Task prompt —
Provide an exact copy of the data, excluding the images.

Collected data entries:

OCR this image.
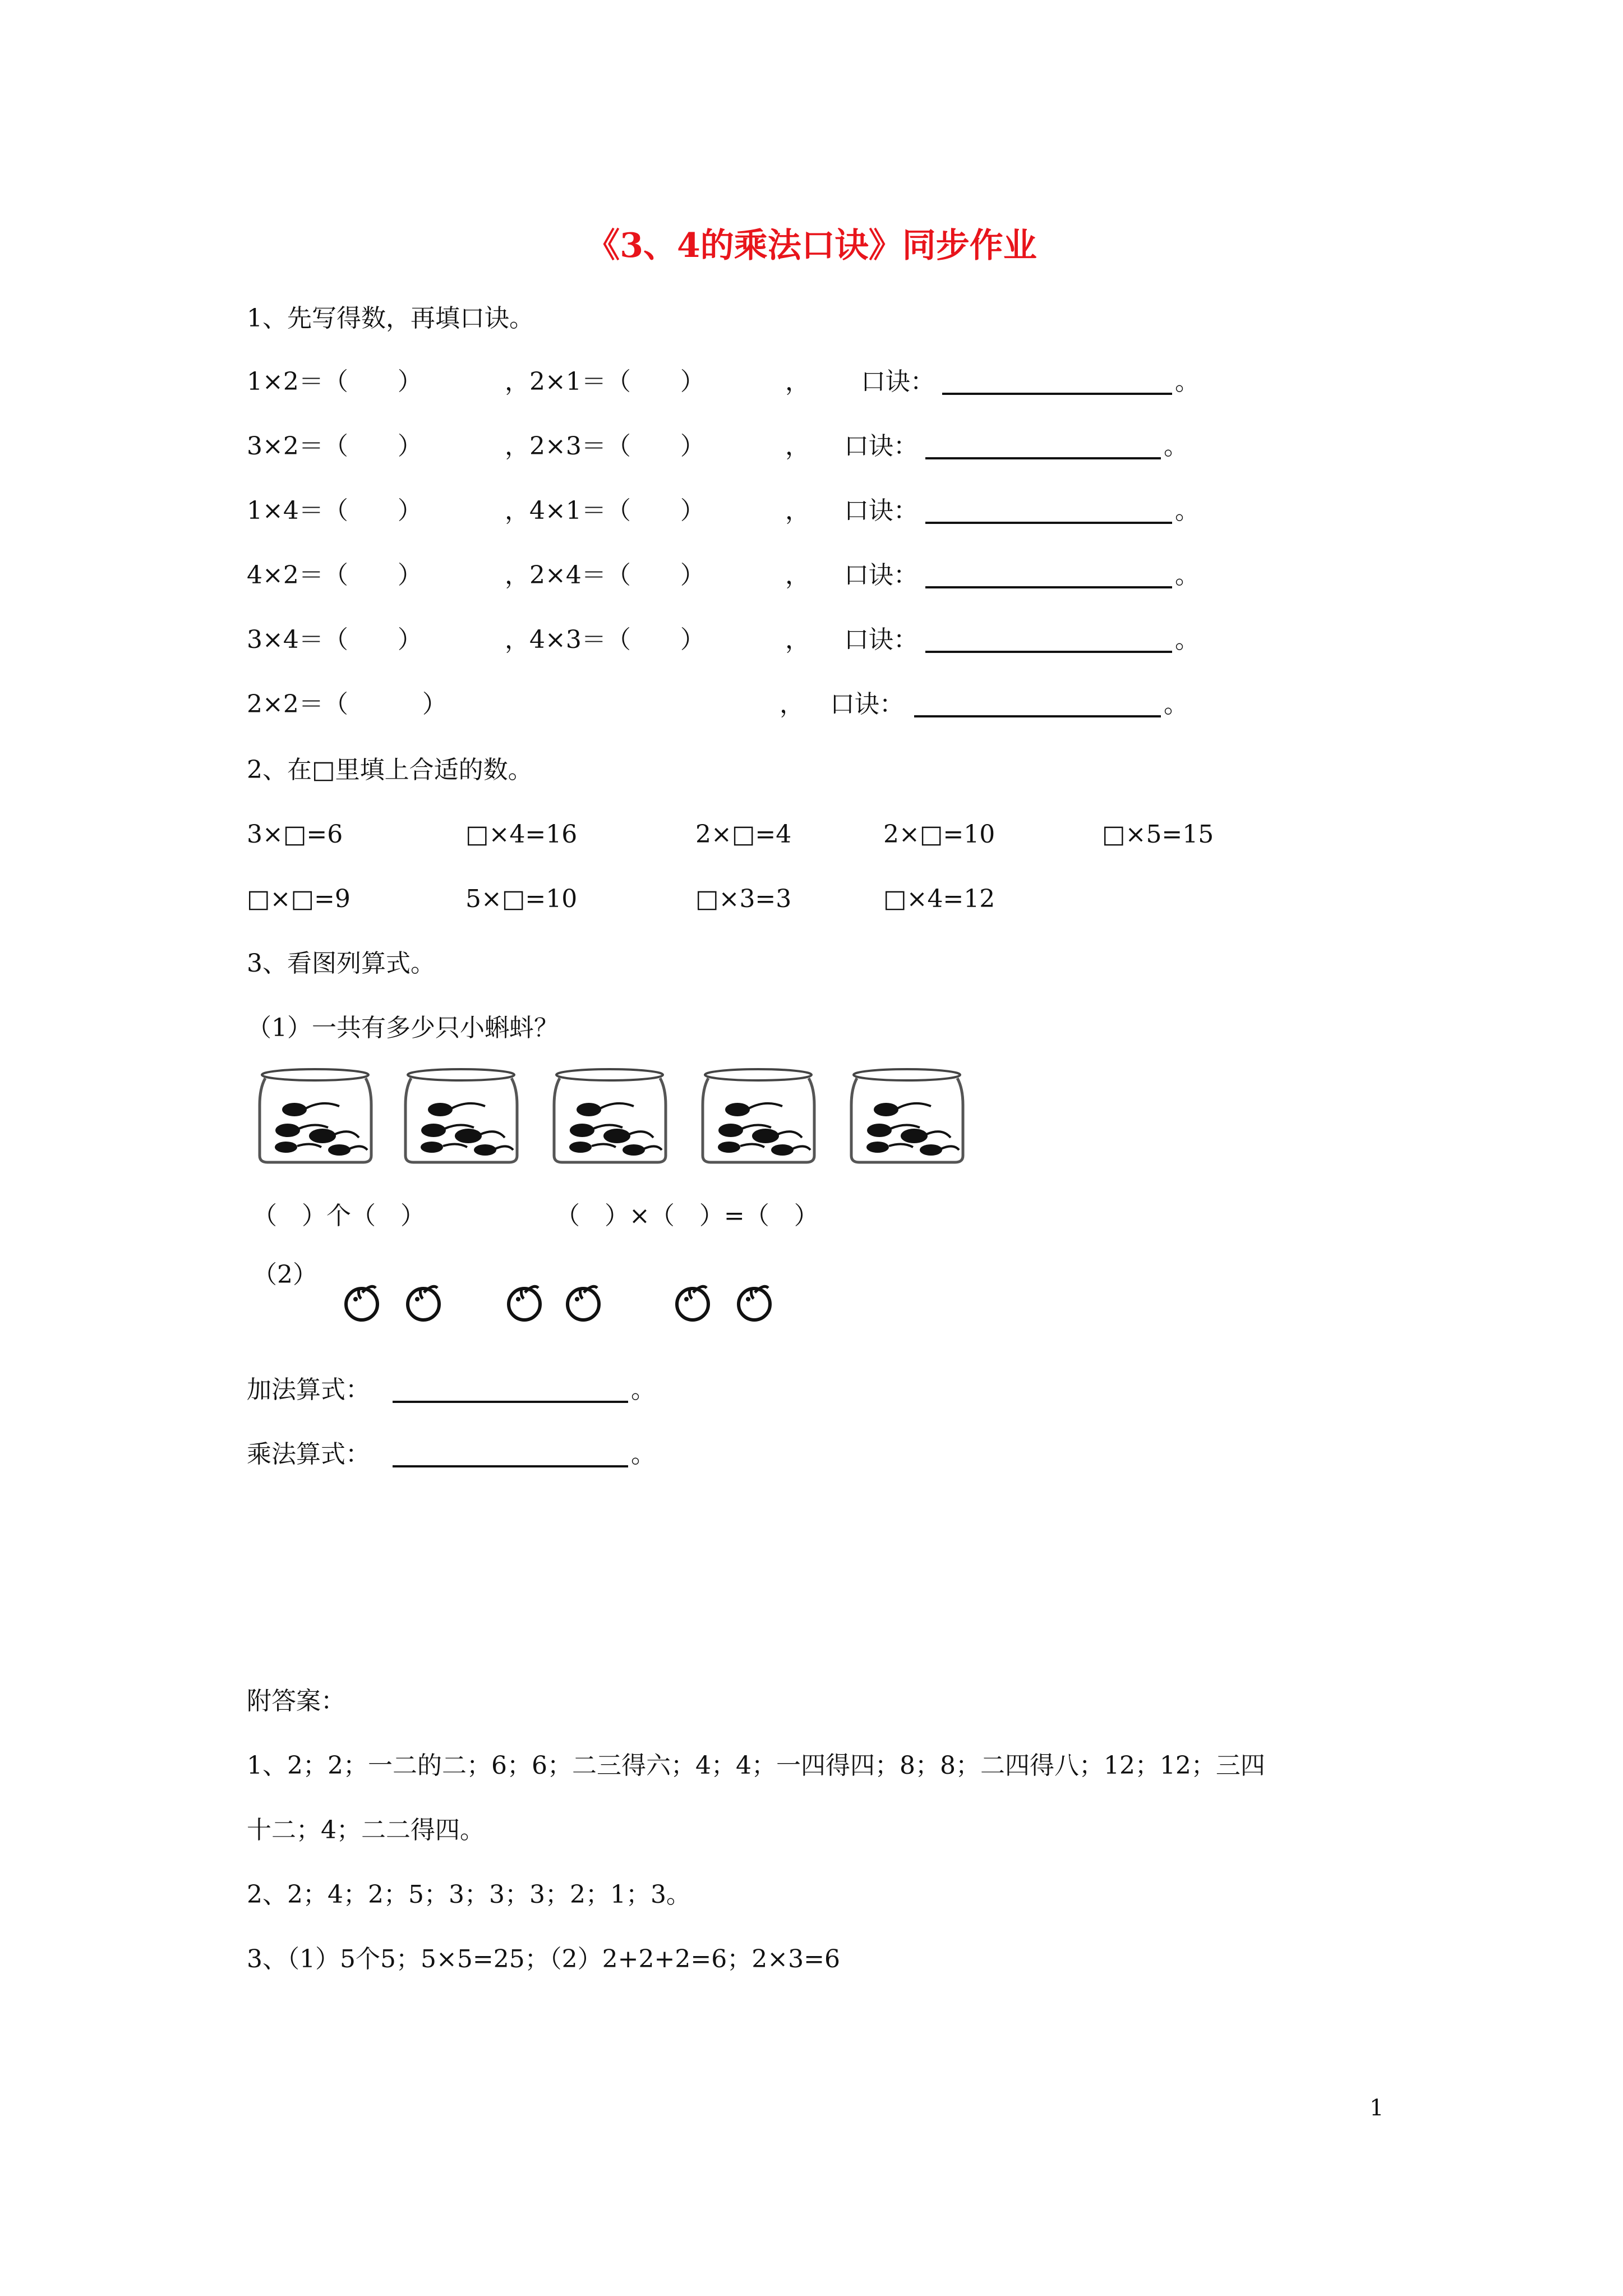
《3、4的乘法口诀》同步作业
1、先写得数，再填口诀。
1×2＝（　　）	，2×1＝（　　）	， 口诀：	。
3×2＝（　　）	，2×3＝（　　）	， 口诀：	。
1×4＝（　　）	，4×1＝（　　）	， 口诀：	。
4×2＝（　　）	，2×4＝（　　）	， 口诀：	。
3×4＝（　　）	，4×3＝（　　）	， 口诀：	。
2×2＝（　　　）	， 口诀：	。
2、在□里填上合适的数。
3×□=6	□×4=16	2×□=4	2×□=10	□×5=15
□×□=9	5×□=10	□×3=3	□×4=12
3、看图列算式。
（1）一共有多少只小蝌蚪？
（　）个（　）	（　）×（　）=（　）
（2）
加法算式：	。
乘法算式：	。
附答案：
1、2；2；一二的二；6；6；二三得六；4；4；一四得四；8；8；二四得八；12；12；三四
十二；4；二二得四。
2、2；4；2；5；3；3；3；2；1；3。
3、（1）5个5；5×5=25；（2）2+2+2=6；2×3=6
1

Solution to this exercise —
OCR this image.
《3、4的乘法口诀》同步作业
1、先写得数，再填口诀。
1×2＝（　　）	，2×1＝（　　）	， 口诀：	。
3×2＝（　　）	，2×3＝（　　）	， 口诀：	。
1×4＝（　　）	，4×1＝（　　）	， 口诀：	。
4×2＝（　　）	，2×4＝（　　）	， 口诀：	。
3×4＝（　　）	，4×3＝（　　）	， 口诀：	。
2×2＝（　　　）	， 口诀：	。
2、在□里填上合适的数。
3×□=6	□×4=16	2×□=4	2×□=10	□×5=15
□×□=9	5×□=10	□×3=3	□×4=12
3、看图列算式。
（1）一共有多少只小蝌蚪？
（　）个（　）	（　）×（　）=（　）
（2）
加法算式：	。
乘法算式：	。
附答案：
1、2；2；一二的二；6；6；二三得六；4；4；一四得四；8；8；二四得八；12；12；三四
十二；4；二二得四。
2、2；4；2；5；3；3；3；2；1；3。
3、（1）5个5；5×5=25；（2）2+2+2=6；2×3=6
1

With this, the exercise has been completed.